- _WORK TO COMPLETE_
Retype the material below. Keep every word exactly as it is.

[Entries taken from a collection]
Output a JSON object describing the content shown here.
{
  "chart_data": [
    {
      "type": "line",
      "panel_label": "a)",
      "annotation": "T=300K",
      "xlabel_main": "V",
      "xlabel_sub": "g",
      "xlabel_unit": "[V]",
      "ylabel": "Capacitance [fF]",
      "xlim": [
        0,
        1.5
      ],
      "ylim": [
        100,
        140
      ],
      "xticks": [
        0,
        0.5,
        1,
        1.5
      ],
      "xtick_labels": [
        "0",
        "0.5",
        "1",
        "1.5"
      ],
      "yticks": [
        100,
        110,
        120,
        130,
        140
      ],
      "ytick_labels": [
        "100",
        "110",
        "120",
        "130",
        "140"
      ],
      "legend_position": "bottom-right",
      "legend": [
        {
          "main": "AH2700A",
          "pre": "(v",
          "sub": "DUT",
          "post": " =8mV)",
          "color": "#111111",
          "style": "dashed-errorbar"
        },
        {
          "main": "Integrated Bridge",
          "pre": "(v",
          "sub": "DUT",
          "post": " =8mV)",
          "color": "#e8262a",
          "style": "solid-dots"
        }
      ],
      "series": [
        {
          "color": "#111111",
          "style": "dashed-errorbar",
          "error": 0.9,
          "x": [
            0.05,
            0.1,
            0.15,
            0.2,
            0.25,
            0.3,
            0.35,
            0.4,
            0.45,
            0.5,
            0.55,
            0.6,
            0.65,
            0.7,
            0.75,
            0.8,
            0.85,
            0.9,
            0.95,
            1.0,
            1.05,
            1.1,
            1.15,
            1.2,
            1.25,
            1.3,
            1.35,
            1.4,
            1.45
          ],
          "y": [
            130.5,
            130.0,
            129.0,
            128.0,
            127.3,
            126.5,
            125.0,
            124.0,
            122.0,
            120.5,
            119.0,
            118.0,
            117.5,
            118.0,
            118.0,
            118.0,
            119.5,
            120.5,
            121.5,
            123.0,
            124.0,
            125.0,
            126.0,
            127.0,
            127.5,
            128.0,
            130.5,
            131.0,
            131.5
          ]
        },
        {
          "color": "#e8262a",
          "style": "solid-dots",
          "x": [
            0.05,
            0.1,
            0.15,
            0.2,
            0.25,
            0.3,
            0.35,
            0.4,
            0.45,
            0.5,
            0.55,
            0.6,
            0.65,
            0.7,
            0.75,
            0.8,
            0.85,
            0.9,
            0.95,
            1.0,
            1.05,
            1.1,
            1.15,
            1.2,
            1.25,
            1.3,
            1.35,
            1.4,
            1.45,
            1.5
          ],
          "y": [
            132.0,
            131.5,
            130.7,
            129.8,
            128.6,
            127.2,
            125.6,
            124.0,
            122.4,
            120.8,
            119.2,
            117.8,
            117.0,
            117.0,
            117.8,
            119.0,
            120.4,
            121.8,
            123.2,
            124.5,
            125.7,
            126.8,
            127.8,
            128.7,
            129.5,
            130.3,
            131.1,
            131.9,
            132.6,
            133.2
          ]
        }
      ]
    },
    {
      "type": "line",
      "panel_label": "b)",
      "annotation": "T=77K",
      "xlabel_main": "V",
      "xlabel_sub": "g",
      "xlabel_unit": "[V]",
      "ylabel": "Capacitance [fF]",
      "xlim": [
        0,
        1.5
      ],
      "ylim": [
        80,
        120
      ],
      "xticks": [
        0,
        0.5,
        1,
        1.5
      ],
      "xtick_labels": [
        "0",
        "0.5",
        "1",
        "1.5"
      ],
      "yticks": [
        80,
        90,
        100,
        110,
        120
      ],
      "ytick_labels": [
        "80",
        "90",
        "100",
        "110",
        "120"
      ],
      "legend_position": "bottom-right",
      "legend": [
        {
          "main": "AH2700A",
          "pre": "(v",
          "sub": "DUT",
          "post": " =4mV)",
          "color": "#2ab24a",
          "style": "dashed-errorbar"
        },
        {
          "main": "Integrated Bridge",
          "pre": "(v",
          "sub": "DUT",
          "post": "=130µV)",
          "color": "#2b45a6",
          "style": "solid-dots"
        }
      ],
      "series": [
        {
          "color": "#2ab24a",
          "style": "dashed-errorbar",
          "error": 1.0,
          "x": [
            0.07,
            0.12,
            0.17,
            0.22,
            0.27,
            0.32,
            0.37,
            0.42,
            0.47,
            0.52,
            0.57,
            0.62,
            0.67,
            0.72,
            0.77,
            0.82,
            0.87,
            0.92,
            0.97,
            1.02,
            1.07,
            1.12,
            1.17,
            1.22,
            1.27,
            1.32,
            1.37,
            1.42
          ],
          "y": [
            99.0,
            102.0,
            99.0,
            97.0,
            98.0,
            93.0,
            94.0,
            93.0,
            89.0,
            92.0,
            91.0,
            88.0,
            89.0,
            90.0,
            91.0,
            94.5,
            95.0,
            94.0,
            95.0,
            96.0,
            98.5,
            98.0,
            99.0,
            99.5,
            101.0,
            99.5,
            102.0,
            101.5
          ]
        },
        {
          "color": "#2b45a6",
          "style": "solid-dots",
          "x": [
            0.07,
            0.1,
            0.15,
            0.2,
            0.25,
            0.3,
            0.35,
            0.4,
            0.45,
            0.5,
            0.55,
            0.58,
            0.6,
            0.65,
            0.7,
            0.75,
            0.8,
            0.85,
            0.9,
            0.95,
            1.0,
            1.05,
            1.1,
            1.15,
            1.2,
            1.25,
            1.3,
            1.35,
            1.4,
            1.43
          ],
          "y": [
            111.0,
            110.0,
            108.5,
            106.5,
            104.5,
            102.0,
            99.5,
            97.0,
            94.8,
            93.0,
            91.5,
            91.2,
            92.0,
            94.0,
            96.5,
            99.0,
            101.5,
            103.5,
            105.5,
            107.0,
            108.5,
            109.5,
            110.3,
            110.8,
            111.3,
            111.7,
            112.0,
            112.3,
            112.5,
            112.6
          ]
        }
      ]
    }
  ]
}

- _SOLUTION BELOW_
Output a JSON object describing the content shown here.
{
  "chart_data": [
    {
      "type": "line",
      "panel_label": "a)",
      "annotation": "T=300K",
      "xlabel_main": "V",
      "xlabel_sub": "g",
      "xlabel_unit": "[V]",
      "ylabel": "Capacitance [fF]",
      "xlim": [
        0,
        1.5
      ],
      "ylim": [
        100,
        140
      ],
      "xticks": [
        0,
        0.5,
        1,
        1.5
      ],
      "xtick_labels": [
        "0",
        "0.5",
        "1",
        "1.5"
      ],
      "yticks": [
        100,
        110,
        120,
        130,
        140
      ],
      "ytick_labels": [
        "100",
        "110",
        "120",
        "130",
        "140"
      ],
      "legend_position": "bottom-right",
      "legend": [
        {
          "main": "AH2700A",
          "pre": "(v",
          "sub": "DUT",
          "post": " =8mV)",
          "color": "#111111",
          "style": "dashed-errorbar"
        },
        {
          "main": "Integrated Bridge",
          "pre": "(v",
          "sub": "DUT",
          "post": " =8mV)",
          "color": "#e8262a",
          "style": "solid-dots"
        }
      ],
      "series": [
        {
          "color": "#111111",
          "style": "dashed-errorbar",
          "error": 0.9,
          "x": [
            0.05,
            0.1,
            0.15,
            0.2,
            0.25,
            0.3,
            0.35,
            0.4,
            0.45,
            0.5,
            0.55,
            0.6,
            0.65,
            0.7,
            0.75,
            0.8,
            0.85,
            0.9,
            0.95,
            1.0,
            1.05,
            1.1,
            1.15,
            1.2,
            1.25,
            1.3,
            1.35,
            1.4,
            1.45
          ],
          "y": [
            130.5,
            130.0,
            129.0,
            128.0,
            127.3,
            126.5,
            125.0,
            124.0,
            122.0,
            120.5,
            119.0,
            118.0,
            117.5,
            118.0,
            118.0,
            118.0,
            119.5,
            120.5,
            121.5,
            123.0,
            124.0,
            125.0,
            126.0,
            127.0,
            127.5,
            128.0,
            130.5,
            131.0,
            131.5
          ]
        },
        {
          "color": "#e8262a",
          "style": "solid-dots",
          "x": [
            0.05,
            0.1,
            0.15,
            0.2,
            0.25,
            0.3,
            0.35,
            0.4,
            0.45,
            0.5,
            0.55,
            0.6,
            0.65,
            0.7,
            0.75,
            0.8,
            0.85,
            0.9,
            0.95,
            1.0,
            1.05,
            1.1,
            1.15,
            1.2,
            1.25,
            1.3,
            1.35,
            1.4,
            1.45,
            1.5
          ],
          "y": [
            132.0,
            131.5,
            130.7,
            129.8,
            128.6,
            127.2,
            125.6,
            124.0,
            122.4,
            120.8,
            119.2,
            117.8,
            117.0,
            117.0,
            117.8,
            119.0,
            120.4,
            121.8,
            123.2,
            124.5,
            125.7,
            126.8,
            127.8,
            128.7,
            129.5,
            130.3,
            131.1,
            131.9,
            132.6,
            133.2
          ]
        }
      ]
    },
    {
      "type": "line",
      "panel_label": "b)",
      "annotation": "T=77K",
      "xlabel_main": "V",
      "xlabel_sub": "g",
      "xlabel_unit": "[V]",
      "ylabel": "Capacitance [fF]",
      "xlim": [
        0,
        1.5
      ],
      "ylim": [
        80,
        120
      ],
      "xticks": [
        0,
        0.5,
        1,
        1.5
      ],
      "xtick_labels": [
        "0",
        "0.5",
        "1",
        "1.5"
      ],
      "yticks": [
        80,
        90,
        100,
        110,
        120
      ],
      "ytick_labels": [
        "80",
        "90",
        "100",
        "110",
        "120"
      ],
      "legend_position": "bottom-right",
      "legend": [
        {
          "main": "AH2700A",
          "pre": "(v",
          "sub": "DUT",
          "post": " =4mV)",
          "color": "#2ab24a",
          "style": "dashed-errorbar"
        },
        {
          "main": "Integrated Bridge",
          "pre": "(v",
          "sub": "DUT",
          "post": "=130µV)",
          "color": "#2b45a6",
          "style": "solid-dots"
        }
      ],
      "series": [
        {
          "color": "#2ab24a",
          "style": "dashed-errorbar",
          "error": 1.0,
          "x": [
            0.07,
            0.12,
            0.17,
            0.22,
            0.27,
            0.32,
            0.37,
            0.42,
            0.47,
            0.52,
            0.57,
            0.62,
            0.67,
            0.72,
            0.77,
            0.82,
            0.87,
            0.92,
            0.97,
            1.02,
            1.07,
            1.12,
            1.17,
            1.22,
            1.27,
            1.32,
            1.37,
            1.42
          ],
          "y": [
            99.0,
            102.0,
            99.0,
            97.0,
            98.0,
            93.0,
            94.0,
            93.0,
            89.0,
            92.0,
            91.0,
            88.0,
            89.0,
            90.0,
            91.0,
            94.5,
            95.0,
            94.0,
            95.0,
            96.0,
            98.5,
            98.0,
            99.0,
            99.5,
            101.0,
            99.5,
            102.0,
            101.5
          ]
        },
        {
          "color": "#2b45a6",
          "style": "solid-dots",
          "x": [
            0.07,
            0.1,
            0.15,
            0.2,
            0.25,
            0.3,
            0.35,
            0.4,
            0.45,
            0.5,
            0.55,
            0.58,
            0.6,
            0.65,
            0.7,
            0.75,
            0.8,
            0.85,
            0.9,
            0.95,
            1.0,
            1.05,
            1.1,
            1.15,
            1.2,
            1.25,
            1.3,
            1.35,
            1.4,
            1.43
          ],
          "y": [
            111.0,
            110.0,
            108.5,
            106.5,
            104.5,
            102.0,
            99.5,
            97.0,
            94.8,
            93.0,
            91.5,
            91.2,
            92.0,
            94.0,
            96.5,
            99.0,
            101.5,
            103.5,
            105.5,
            107.0,
            108.5,
            109.5,
            110.3,
            110.8,
            111.3,
            111.7,
            112.0,
            112.3,
            112.5,
            112.6
          ]
        }
      ]
    }
  ]
}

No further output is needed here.